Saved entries
- - -

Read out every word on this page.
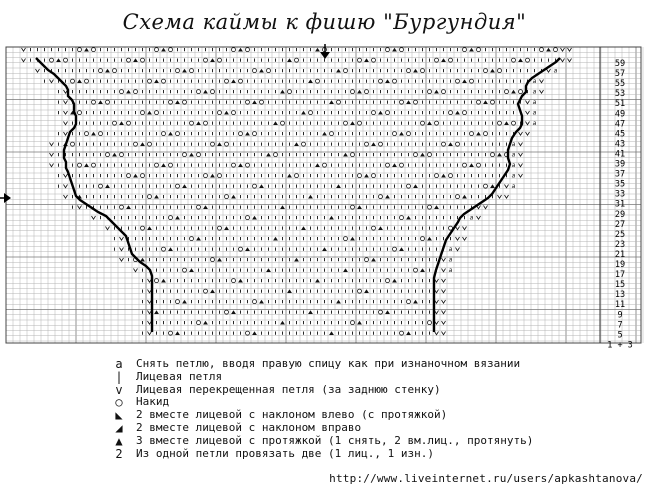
Схема каймы к фишю "Бургундия"
a
a
a
a
a
a
a
a
a
a
a
a
a
a
a
59
57
55
53
51
49
47
45
43
41
39
37
35
33
31
29
27
25
23
21
19
17
15
13
11
9
7
5
1 + 3
a	Снять петлю, вводя правую спицу как при изнаночном вязании
|	Лицевая петля
v	Лицевая перекрещенная петля (за заднюю стенку)
○	Накид
◣	2 вместе лицевой с наклоном влево (с протяжкой)
◢	2 вместе лицевой с наклоном вправо
▲	3 вместе лицевой с протяжкой (1 снять, 2 вм.лиц., протянуть)
2	Из одной петли провязать две (1 лиц., 1 изн.)
http://www.liveinternet.ru/users/apkashtanova/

- - -

§ Exercise instructions: Write out the material above again, word for word, minus its pictures.

§ Task solution:
Read out every word on this page.
Схема каймы к фишю "Бургундия"
a
a
a
a
a
a
a
a
a
a
a
a
a
a
a
59
57
55
53
51
49
47
45
43
41
39
37
35
33
31
29
27
25
23
21
19
17
15
13
11
9
7
5
1 + 3
a	Снять петлю, вводя правую спицу как при изнаночном вязании
|	Лицевая петля
v	Лицевая перекрещенная петля (за заднюю стенку)
○	Накид
◣	2 вместе лицевой с наклоном влево (с протяжкой)
◢	2 вместе лицевой с наклоном вправо
▲	3 вместе лицевой с протяжкой (1 снять, 2 вм.лиц., протянуть)
2	Из одной петли провязать две (1 лиц., 1 изн.)
http://www.liveinternet.ru/users/apkashtanova/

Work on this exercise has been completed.